Write every line of the material out exactly as shown.

***

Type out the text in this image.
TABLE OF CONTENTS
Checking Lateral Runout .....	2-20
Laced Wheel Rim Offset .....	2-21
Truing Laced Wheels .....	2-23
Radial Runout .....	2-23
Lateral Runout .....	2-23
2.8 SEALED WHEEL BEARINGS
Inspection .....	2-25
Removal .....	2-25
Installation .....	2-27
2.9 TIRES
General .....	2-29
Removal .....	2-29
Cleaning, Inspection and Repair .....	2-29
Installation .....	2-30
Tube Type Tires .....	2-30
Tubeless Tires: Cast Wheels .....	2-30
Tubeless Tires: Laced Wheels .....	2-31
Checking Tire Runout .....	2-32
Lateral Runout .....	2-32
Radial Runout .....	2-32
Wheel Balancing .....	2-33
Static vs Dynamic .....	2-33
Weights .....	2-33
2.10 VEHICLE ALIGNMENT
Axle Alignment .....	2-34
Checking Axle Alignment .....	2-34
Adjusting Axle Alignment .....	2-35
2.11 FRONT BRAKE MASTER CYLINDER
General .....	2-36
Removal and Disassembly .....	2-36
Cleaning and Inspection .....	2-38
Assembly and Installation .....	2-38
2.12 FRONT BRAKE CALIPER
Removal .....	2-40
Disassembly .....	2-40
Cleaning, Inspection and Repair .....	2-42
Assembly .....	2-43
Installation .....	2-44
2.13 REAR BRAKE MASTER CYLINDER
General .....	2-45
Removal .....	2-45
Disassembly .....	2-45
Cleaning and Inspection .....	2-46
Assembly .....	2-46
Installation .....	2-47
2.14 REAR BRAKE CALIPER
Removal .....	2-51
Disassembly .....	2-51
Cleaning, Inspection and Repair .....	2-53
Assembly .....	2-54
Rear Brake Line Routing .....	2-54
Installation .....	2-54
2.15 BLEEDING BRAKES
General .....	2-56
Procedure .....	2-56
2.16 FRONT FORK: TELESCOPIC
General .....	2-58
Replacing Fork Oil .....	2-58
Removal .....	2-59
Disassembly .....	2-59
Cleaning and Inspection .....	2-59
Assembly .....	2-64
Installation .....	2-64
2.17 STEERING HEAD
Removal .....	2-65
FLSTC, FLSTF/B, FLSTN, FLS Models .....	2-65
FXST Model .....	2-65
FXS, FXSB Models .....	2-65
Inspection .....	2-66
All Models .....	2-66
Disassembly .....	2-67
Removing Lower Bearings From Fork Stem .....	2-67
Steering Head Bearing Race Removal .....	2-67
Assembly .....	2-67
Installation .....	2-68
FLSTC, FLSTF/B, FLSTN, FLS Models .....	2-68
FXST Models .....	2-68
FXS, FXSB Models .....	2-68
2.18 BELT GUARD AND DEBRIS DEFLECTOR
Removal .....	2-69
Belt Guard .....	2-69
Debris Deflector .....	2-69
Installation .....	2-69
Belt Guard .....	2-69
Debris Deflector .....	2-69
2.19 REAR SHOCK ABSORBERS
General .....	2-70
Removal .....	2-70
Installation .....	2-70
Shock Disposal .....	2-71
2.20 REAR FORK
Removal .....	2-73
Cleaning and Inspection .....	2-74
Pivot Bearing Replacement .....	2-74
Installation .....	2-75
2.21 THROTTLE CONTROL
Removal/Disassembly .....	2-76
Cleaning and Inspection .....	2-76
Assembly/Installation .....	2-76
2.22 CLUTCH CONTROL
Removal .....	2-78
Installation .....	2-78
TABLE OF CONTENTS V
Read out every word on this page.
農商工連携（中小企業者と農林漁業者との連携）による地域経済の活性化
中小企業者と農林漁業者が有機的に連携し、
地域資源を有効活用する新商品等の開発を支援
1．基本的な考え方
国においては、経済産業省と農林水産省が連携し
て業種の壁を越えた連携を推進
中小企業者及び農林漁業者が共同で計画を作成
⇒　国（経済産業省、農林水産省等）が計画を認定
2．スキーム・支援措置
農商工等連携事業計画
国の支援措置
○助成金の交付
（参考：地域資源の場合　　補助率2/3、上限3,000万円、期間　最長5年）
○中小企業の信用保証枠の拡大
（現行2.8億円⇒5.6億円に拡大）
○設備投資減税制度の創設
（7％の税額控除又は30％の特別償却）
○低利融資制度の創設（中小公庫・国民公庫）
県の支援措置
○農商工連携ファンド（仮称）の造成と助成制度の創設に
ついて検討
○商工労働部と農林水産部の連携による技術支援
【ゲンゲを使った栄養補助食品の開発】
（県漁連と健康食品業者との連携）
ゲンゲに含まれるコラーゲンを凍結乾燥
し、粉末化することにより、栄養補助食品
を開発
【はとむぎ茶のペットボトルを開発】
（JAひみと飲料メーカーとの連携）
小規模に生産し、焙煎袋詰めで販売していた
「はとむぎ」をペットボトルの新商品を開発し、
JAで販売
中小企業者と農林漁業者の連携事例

***

> CORRECT RESULT:
Type out the text in this image.
TABLE OF CONTENTS
Checking Lateral Runout .....	2-20
Laced Wheel Rim Offset .....	2-21
Truing Laced Wheels .....	2-23
Radial Runout .....	2-23
Lateral Runout .....	2-23
2.8 SEALED WHEEL BEARINGS
Inspection .....	2-25
Removal .....	2-25
Installation .....	2-27
2.9 TIRES
General .....	2-29
Removal .....	2-29
Cleaning, Inspection and Repair .....	2-29
Installation .....	2-30
Tube Type Tires .....	2-30
Tubeless Tires: Cast Wheels .....	2-30
Tubeless Tires: Laced Wheels .....	2-31
Checking Tire Runout .....	2-32
Lateral Runout .....	2-32
Radial Runout .....	2-32
Wheel Balancing .....	2-33
Static vs Dynamic .....	2-33
Weights .....	2-33
2.10 VEHICLE ALIGNMENT
Axle Alignment .....	2-34
Checking Axle Alignment .....	2-34
Adjusting Axle Alignment .....	2-35
2.11 FRONT BRAKE MASTER CYLINDER
General .....	2-36
Removal and Disassembly .....	2-36
Cleaning and Inspection .....	2-38
Assembly and Installation .....	2-38
2.12 FRONT BRAKE CALIPER
Removal .....	2-40
Disassembly .....	2-40
Cleaning, Inspection and Repair .....	2-42
Assembly .....	2-43
Installation .....	2-44
2.13 REAR BRAKE MASTER CYLINDER
General .....	2-45
Removal .....	2-45
Disassembly .....	2-45
Cleaning and Inspection .....	2-46
Assembly .....	2-46
Installation .....	2-47
2.14 REAR BRAKE CALIPER
Removal .....	2-51
Disassembly .....	2-51
Cleaning, Inspection and Repair .....	2-53
Assembly .....	2-54
Rear Brake Line Routing .....	2-54
Installation .....	2-54
2.15 BLEEDING BRAKES
General .....	2-56
Procedure .....	2-56
2.16 FRONT FORK: TELESCOPIC
General .....	2-58
Replacing Fork Oil .....	2-58
Removal .....	2-59
Disassembly .....	2-59
Cleaning and Inspection .....	2-59
Assembly .....	2-64
Installation .....	2-64
2.17 STEERING HEAD
Removal .....	2-65
FLSTC, FLSTF/B, FLSTN, FLS Models .....	2-65
FXST Model .....	2-65
FXS, FXSB Models .....	2-65
Inspection .....	2-66
All Models .....	2-66
Disassembly .....	2-67
Removing Lower Bearings From Fork Stem .....	2-67
Steering Head Bearing Race Removal .....	2-67
Assembly .....	2-67
Installation .....	2-68
FLSTC, FLSTF/B, FLSTN, FLS Models .....	2-68
FXST Models .....	2-68
FXS, FXSB Models .....	2-68
2.18 BELT GUARD AND DEBRIS DEFLECTOR
Removal .....	2-69
Belt Guard .....	2-69
Debris Deflector .....	2-69
Installation .....	2-69
Belt Guard .....	2-69
Debris Deflector .....	2-69
2.19 REAR SHOCK ABSORBERS
General .....	2-70
Removal .....	2-70
Installation .....	2-70
Shock Disposal .....	2-71
2.20 REAR FORK
Removal .....	2-73
Cleaning and Inspection .....	2-74
Pivot Bearing Replacement .....	2-74
Installation .....	2-75
2.21 THROTTLE CONTROL
Removal/Disassembly .....	2-76
Cleaning and Inspection .....	2-76
Assembly/Installation .....	2-76
2.22 CLUTCH CONTROL
Removal .....	2-78
Installation .....	2-78
TABLE OF CONTENTS V
Read out every word on this page.
農商工連携（中小企業者と農林漁業者との連携）による地域経済の活性化
中小企業者と農林漁業者が有機的に連携し、
地域資源を有効活用する新商品等の開発を支援
1．基本的な考え方
国においては、経済産業省と農林水産省が連携し
て業種の壁を越えた連携を推進
中小企業者及び農林漁業者が共同で計画を作成
⇒　国（経済産業省、農林水産省等）が計画を認定
2．スキーム・支援措置
農商工等連携事業計画
国の支援措置
○助成金の交付
（参考：地域資源の場合　　補助率2/3、上限3,000万円、期間　最長5年）
○中小企業の信用保証枠の拡大
（現行2.8億円⇒5.6億円に拡大）
○設備投資減税制度の創設
（7％の税額控除又は30％の特別償却）
○低利融資制度の創設（中小公庫・国民公庫）
県の支援措置
○農商工連携ファンド（仮称）の造成と助成制度の創設に
ついて検討
○商工労働部と農林水産部の連携による技術支援
【ゲンゲを使った栄養補助食品の開発】
（県漁連と健康食品業者との連携）
ゲンゲに含まれるコラーゲンを凍結乾燥
し、粉末化することにより、栄養補助食品
を開発
【はとむぎ茶のペットボトルを開発】
（JAひみと飲料メーカーとの連携）
小規模に生産し、焙煎袋詰めで販売していた
「はとむぎ」をペットボトルの新商品を開発し、
JAで販売
中小企業者と農林漁業者の連携事例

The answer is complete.